---------- DOCUMENT SEGMENT ----------

Re: Problems trying to make kafka 'rack-aware'

2018-09-21 Thread Bryan Duggan

Hi Eno,

many thanks for trying that. That is very helpful for me.

That basic check didn't work for me but I have since discovered what my 
issue was. Despite using a version of kafka that supports rack-awareness 
we have been deliberately setting 'inter.broker.protocol.version' to an 
older version (due to various issues with some of our consumers). When I 
update this parameter to use a later version, I can see 'rack' being 
written to zookeeper.


For now I need to turn my attention to resolving the issues with my 
consumers.


Thanks again for helping out.

Bryan



On 21/09/2018 14:52, Eno Thereska wrote:

Hi Bryan,

I did a simple check with starting a broker with no rack id and then
restarting with a rack id and I can confirm I could get the rack id from
zookeeper after the restart. This was on trunk. Does that basic check work
for you (i.e., without reassigning partitions)?

Thanks
Eno

On Fri, Sep 21, 2018 at 2:07 PM, Bryan Duggan 
wrote:


I didn't get a response to this, but I've been investigating more and can
now frame the problem slightly differently (hopefully, more accurately).

According to this document

https://cwiki.apache.org/confluence/display/KAFKA/Kafka+
data+structures+in+Zookeeper

Which defines broker data structures in zookeeper, the following is the
broker schema (from version 0.10 onwards - I am using version 0.11)

---------- DATASET EXTRACT ----------

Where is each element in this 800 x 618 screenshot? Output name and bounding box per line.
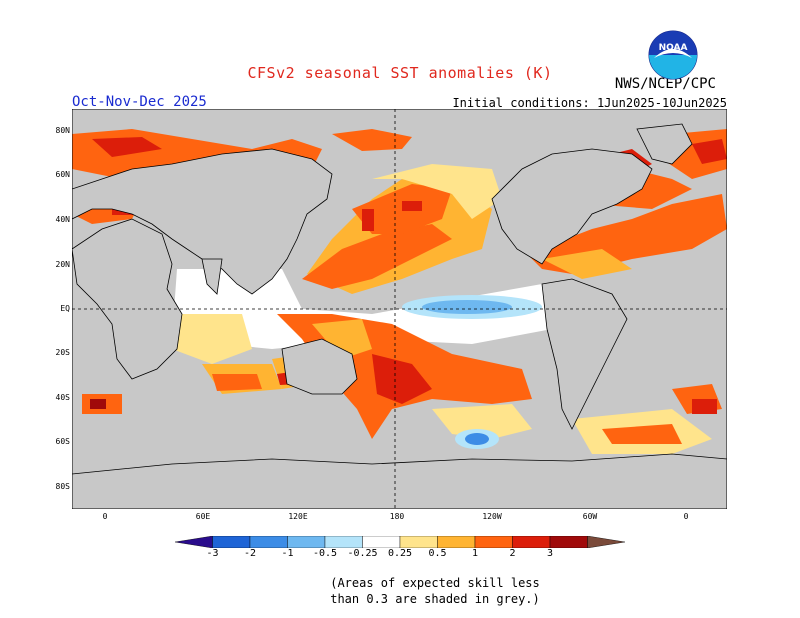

----------

TASKS FOR THIS EXERCISE ▸
A. Set down the passage of the Kafka rack-awareness thread between "I didn't get" and "using version 0.11)", inclusive.
B. Render this sentence from the Kafka rack-awareness thread in Spanish: "For now I need to turn my attention to resolving the issues with my consumers."
C. Answer these questions using the Kafka rack-awareness thread:
(i) Which parameter had been deliberately set to an older version?
(ii) On what was Eno's simple check with the rack id run?
(iii) Which version of Kafka does Bryan say he is using?

RESULTS BY TASK ▸
A.
I didn't get a response to this, but I've been investigating more and can
now frame the problem slightly differently (hopefully, more accurately).

According to this document

https://cwiki.apache.org/confluence/display/KAFKA/Kafka+
data+structures+in+Zookeeper

Which defines broker data structures in zookeeper, the following is the
broker schema (from version 0.10 onwards - I am using version 0.11)

B. Por ahora necesito centrar mi atención en resolver los problemas con mis consumidores.

C.
(i) 'inter.broker.protocol.version'
(ii) Trunk
(iii) Version 0.11